Quote the lines from the one containing "List each element" through the one containing "title-line-1: 2021 年山东省烟台市龙口第三中学高三地理上学期期", both included, word for word. Omit the picture.

=== SUPPLIED DATA ===

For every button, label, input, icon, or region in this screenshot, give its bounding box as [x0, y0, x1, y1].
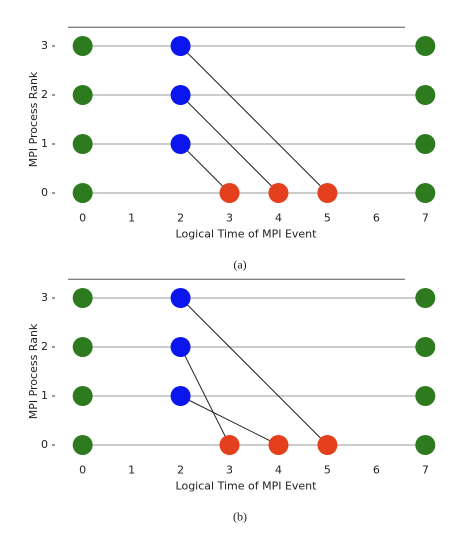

===
=== SUPPLIED DATA ===

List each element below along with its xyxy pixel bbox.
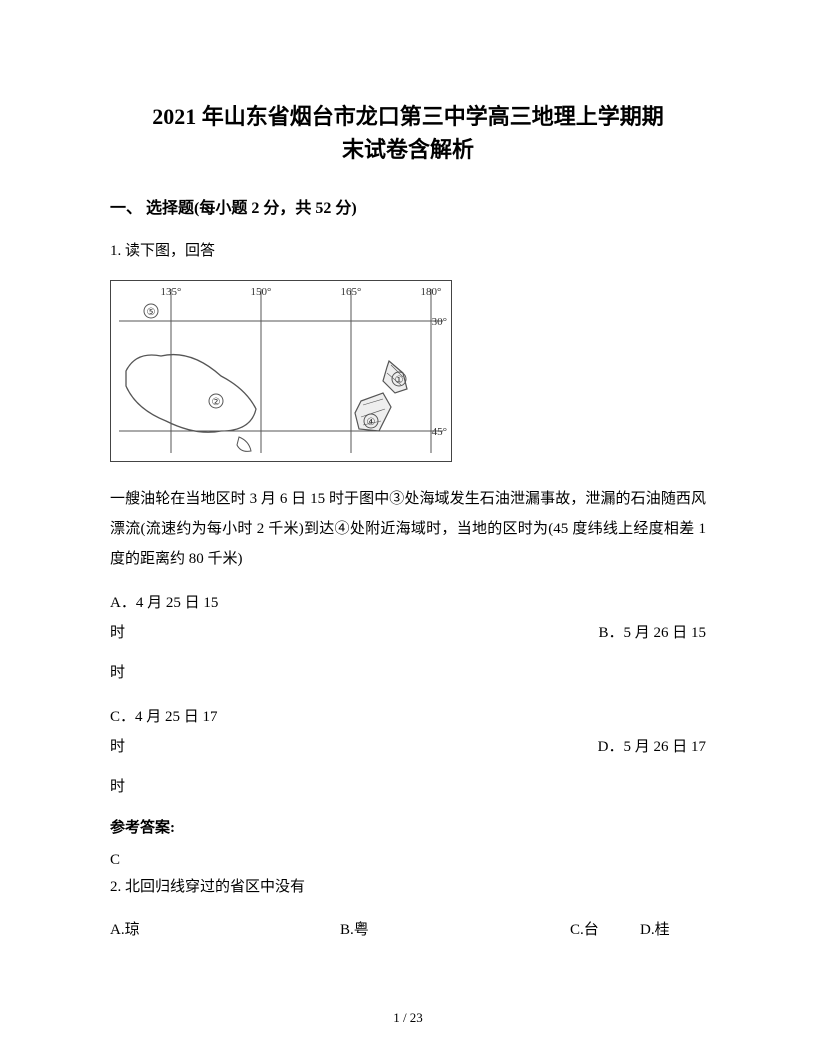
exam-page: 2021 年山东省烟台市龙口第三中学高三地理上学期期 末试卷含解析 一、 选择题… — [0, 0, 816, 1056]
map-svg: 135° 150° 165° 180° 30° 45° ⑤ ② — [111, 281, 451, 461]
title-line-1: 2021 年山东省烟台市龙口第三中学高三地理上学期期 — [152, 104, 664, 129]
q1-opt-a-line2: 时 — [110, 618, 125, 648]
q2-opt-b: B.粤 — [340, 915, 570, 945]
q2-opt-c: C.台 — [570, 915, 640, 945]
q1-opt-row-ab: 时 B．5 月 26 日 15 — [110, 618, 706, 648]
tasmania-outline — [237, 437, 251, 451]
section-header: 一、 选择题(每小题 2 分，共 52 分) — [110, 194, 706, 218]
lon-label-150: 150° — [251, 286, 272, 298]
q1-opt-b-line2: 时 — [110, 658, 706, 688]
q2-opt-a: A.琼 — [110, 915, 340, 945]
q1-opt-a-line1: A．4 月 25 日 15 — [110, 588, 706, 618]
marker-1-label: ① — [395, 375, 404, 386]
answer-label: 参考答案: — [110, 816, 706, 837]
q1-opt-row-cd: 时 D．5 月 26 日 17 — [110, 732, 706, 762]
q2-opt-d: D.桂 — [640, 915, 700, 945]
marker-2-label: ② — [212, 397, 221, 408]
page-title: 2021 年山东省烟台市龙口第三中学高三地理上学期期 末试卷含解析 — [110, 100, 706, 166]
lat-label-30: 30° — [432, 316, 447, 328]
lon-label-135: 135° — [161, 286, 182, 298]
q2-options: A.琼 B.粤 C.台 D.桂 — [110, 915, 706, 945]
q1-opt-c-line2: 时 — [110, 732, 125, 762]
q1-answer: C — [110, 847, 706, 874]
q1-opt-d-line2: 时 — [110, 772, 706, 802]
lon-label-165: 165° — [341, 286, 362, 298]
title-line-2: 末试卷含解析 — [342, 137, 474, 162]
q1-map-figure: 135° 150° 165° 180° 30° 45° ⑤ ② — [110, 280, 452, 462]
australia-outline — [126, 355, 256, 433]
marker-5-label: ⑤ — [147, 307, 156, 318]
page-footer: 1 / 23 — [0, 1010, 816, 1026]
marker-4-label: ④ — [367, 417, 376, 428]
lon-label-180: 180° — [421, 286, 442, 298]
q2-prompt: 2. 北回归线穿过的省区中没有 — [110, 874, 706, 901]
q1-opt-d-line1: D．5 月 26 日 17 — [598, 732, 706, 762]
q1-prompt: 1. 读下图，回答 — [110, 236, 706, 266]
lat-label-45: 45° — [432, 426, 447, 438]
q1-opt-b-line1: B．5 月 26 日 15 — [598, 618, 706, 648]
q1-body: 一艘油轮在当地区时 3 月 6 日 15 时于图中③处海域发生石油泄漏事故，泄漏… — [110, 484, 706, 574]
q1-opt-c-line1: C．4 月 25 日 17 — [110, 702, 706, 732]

===

§ RESULT OF THIS TASK:
List each element below along with its xyxy pixel bbox.
exam-page: 2021 年山东省烟台市龙口第三中学高三地理上学期期 末试卷含解析 一、 选择题… — [0, 0, 816, 1056]
map-svg: 135° 150° 165° 180° 30° 45° ⑤ ② — [111, 281, 451, 461]
title-line-1: 2021 年山东省烟台市龙口第三中学高三地理上学期期 — [152, 104, 664, 129]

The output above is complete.